- Task description: Exclude images, then output the remaining data verbatim.

Figure content listings
┄┄┄┄┄┄┄┄┄┄┄┄┄┄┄┄┄┄┄┄
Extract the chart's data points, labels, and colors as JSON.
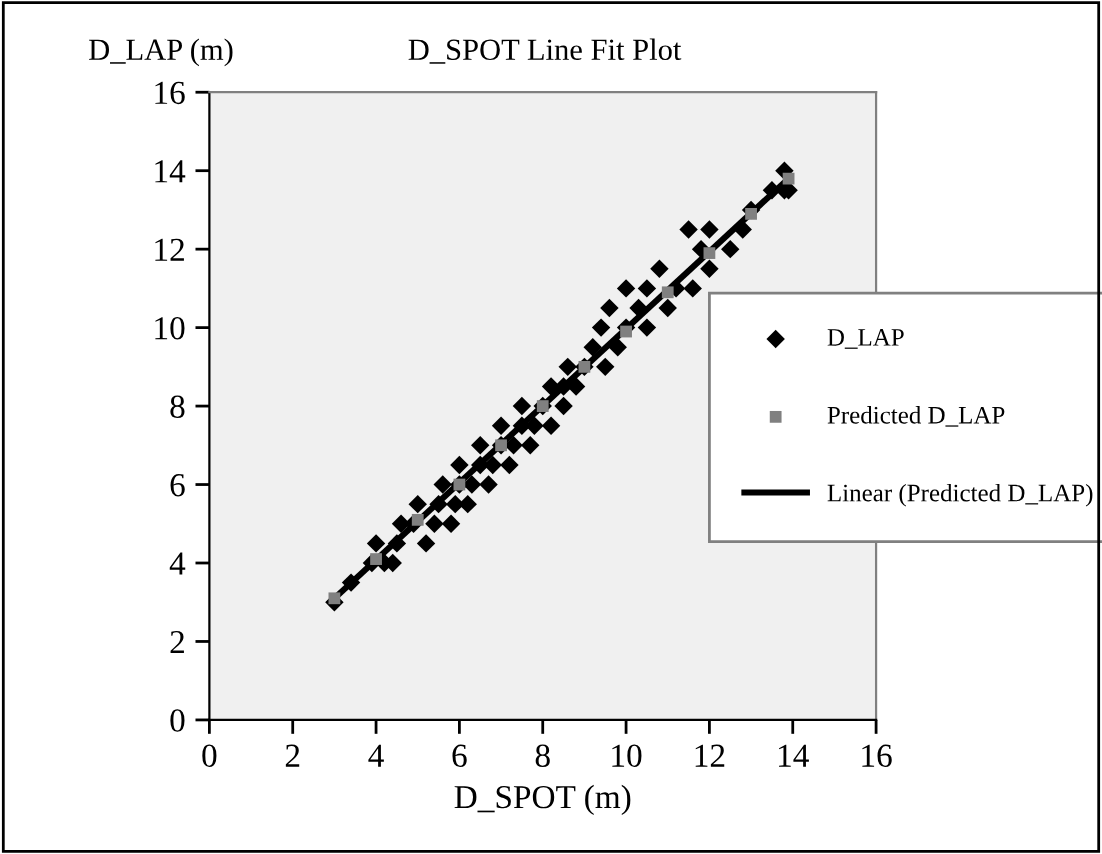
{
  "chart_data": {
    "type": "scatter",
    "title": "D_SPOT Line Fit Plot",
    "xlabel": "D_SPOT (m)",
    "ylabel": "D_LAP (m)",
    "xlim": [
      0,
      16
    ],
    "xticks": [
      0,
      2,
      4,
      6,
      8,
      10,
      12,
      14,
      16
    ],
    "ylim": [
      0,
      16
    ],
    "yticks": [
      0,
      2,
      4,
      6,
      8,
      10,
      12,
      14,
      16
    ],
    "grid": false,
    "legend": "right",
    "series": [
      {
        "name": "D_LAP",
        "marker": "diamond",
        "color": "#000000",
        "x": [
          3.0,
          3.4,
          3.9,
          4.0,
          4.2,
          4.4,
          4.5,
          4.6,
          4.9,
          5.0,
          5.2,
          5.4,
          5.5,
          5.6,
          5.8,
          5.9,
          6.0,
          6.0,
          6.2,
          6.3,
          6.5,
          6.5,
          6.7,
          6.8,
          7.0,
          7.0,
          7.2,
          7.3,
          7.5,
          7.5,
          7.7,
          7.8,
          8.0,
          8.2,
          8.2,
          8.5,
          8.5,
          8.6,
          8.8,
          9.0,
          9.2,
          9.4,
          9.5,
          9.6,
          9.8,
          10.0,
          10.0,
          10.3,
          10.5,
          10.5,
          10.8,
          11.0,
          11.2,
          11.5,
          11.6,
          11.8,
          12.0,
          12.0,
          12.5,
          12.8,
          13.0,
          13.5,
          13.8,
          13.8,
          13.9
        ],
        "values": [
          3.0,
          3.5,
          4.0,
          4.5,
          4.0,
          4.0,
          4.5,
          5.0,
          5.0,
          5.5,
          4.5,
          5.0,
          5.5,
          6.0,
          5.0,
          5.5,
          6.0,
          6.5,
          5.5,
          6.0,
          6.5,
          7.0,
          6.0,
          6.5,
          7.0,
          7.5,
          6.5,
          7.0,
          7.5,
          8.0,
          7.0,
          7.5,
          8.0,
          8.5,
          7.5,
          8.0,
          8.5,
          9.0,
          8.5,
          9.0,
          9.5,
          10.0,
          9.0,
          10.5,
          9.5,
          10.0,
          11.0,
          10.5,
          10.0,
          11.0,
          11.5,
          10.5,
          11.0,
          12.5,
          11.0,
          12.0,
          11.5,
          12.5,
          12.0,
          12.5,
          13.0,
          13.5,
          13.5,
          14.0,
          13.5
        ]
      },
      {
        "name": "Predicted D_LAP",
        "marker": "square",
        "color": "#808080",
        "x": [
          3,
          4,
          5,
          6,
          7,
          8,
          9,
          10,
          11,
          12,
          13,
          13.9
        ],
        "values": [
          3.1,
          4.1,
          5.1,
          6.0,
          7.0,
          8.0,
          9.0,
          9.9,
          10.9,
          11.9,
          12.9,
          13.8
        ]
      },
      {
        "name": "Linear (Predicted D_LAP)",
        "type": "line",
        "marker": "none",
        "line_style": "solid",
        "color": "#000000",
        "x": [
          2.9,
          13.9
        ],
        "values": [
          3.0,
          13.8
        ]
      }
    ]
  }
}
┄┄┄┄┄┄┄┄┄┄┄┄┄┄┄┄┄┄┄┄
- Response to the exercise:
Extract the chart's data points, labels, and colors as JSON.
{
  "chart_data": {
    "type": "scatter",
    "title": "D_SPOT Line Fit Plot",
    "xlabel": "D_SPOT (m)",
    "ylabel": "D_LAP (m)",
    "xlim": [
      0,
      16
    ],
    "xticks": [
      0,
      2,
      4,
      6,
      8,
      10,
      12,
      14,
      16
    ],
    "ylim": [
      0,
      16
    ],
    "yticks": [
      0,
      2,
      4,
      6,
      8,
      10,
      12,
      14,
      16
    ],
    "grid": false,
    "legend": "right",
    "series": [
      {
        "name": "D_LAP",
        "marker": "diamond",
        "color": "#000000",
        "x": [
          3.0,
          3.4,
          3.9,
          4.0,
          4.2,
          4.4,
          4.5,
          4.6,
          4.9,
          5.0,
          5.2,
          5.4,
          5.5,
          5.6,
          5.8,
          5.9,
          6.0,
          6.0,
          6.2,
          6.3,
          6.5,
          6.5,
          6.7,
          6.8,
          7.0,
          7.0,
          7.2,
          7.3,
          7.5,
          7.5,
          7.7,
          7.8,
          8.0,
          8.2,
          8.2,
          8.5,
          8.5,
          8.6,
          8.8,
          9.0,
          9.2,
          9.4,
          9.5,
          9.6,
          9.8,
          10.0,
          10.0,
          10.3,
          10.5,
          10.5,
          10.8,
          11.0,
          11.2,
          11.5,
          11.6,
          11.8,
          12.0,
          12.0,
          12.5,
          12.8,
          13.0,
          13.5,
          13.8,
          13.8,
          13.9
        ],
        "values": [
          3.0,
          3.5,
          4.0,
          4.5,
          4.0,
          4.0,
          4.5,
          5.0,
          5.0,
          5.5,
          4.5,
          5.0,
          5.5,
          6.0,
          5.0,
          5.5,
          6.0,
          6.5,
          5.5,
          6.0,
          6.5,
          7.0,
          6.0,
          6.5,
          7.0,
          7.5,
          6.5,
          7.0,
          7.5,
          8.0,
          7.0,
          7.5,
          8.0,
          8.5,
          7.5,
          8.0,
          8.5,
          9.0,
          8.5,
          9.0,
          9.5,
          10.0,
          9.0,
          10.5,
          9.5,
          10.0,
          11.0,
          10.5,
          10.0,
          11.0,
          11.5,
          10.5,
          11.0,
          12.5,
          11.0,
          12.0,
          11.5,
          12.5,
          12.0,
          12.5,
          13.0,
          13.5,
          13.5,
          14.0,
          13.5
        ]
      },
      {
        "name": "Predicted D_LAP",
        "marker": "square",
        "color": "#808080",
        "x": [
          3,
          4,
          5,
          6,
          7,
          8,
          9,
          10,
          11,
          12,
          13,
          13.9
        ],
        "values": [
          3.1,
          4.1,
          5.1,
          6.0,
          7.0,
          8.0,
          9.0,
          9.9,
          10.9,
          11.9,
          12.9,
          13.8
        ]
      },
      {
        "name": "Linear (Predicted D_LAP)",
        "type": "line",
        "marker": "none",
        "line_style": "solid",
        "color": "#000000",
        "x": [
          2.9,
          13.9
        ],
        "values": [
          3.0,
          13.8
        ]
      }
    ]
  }
}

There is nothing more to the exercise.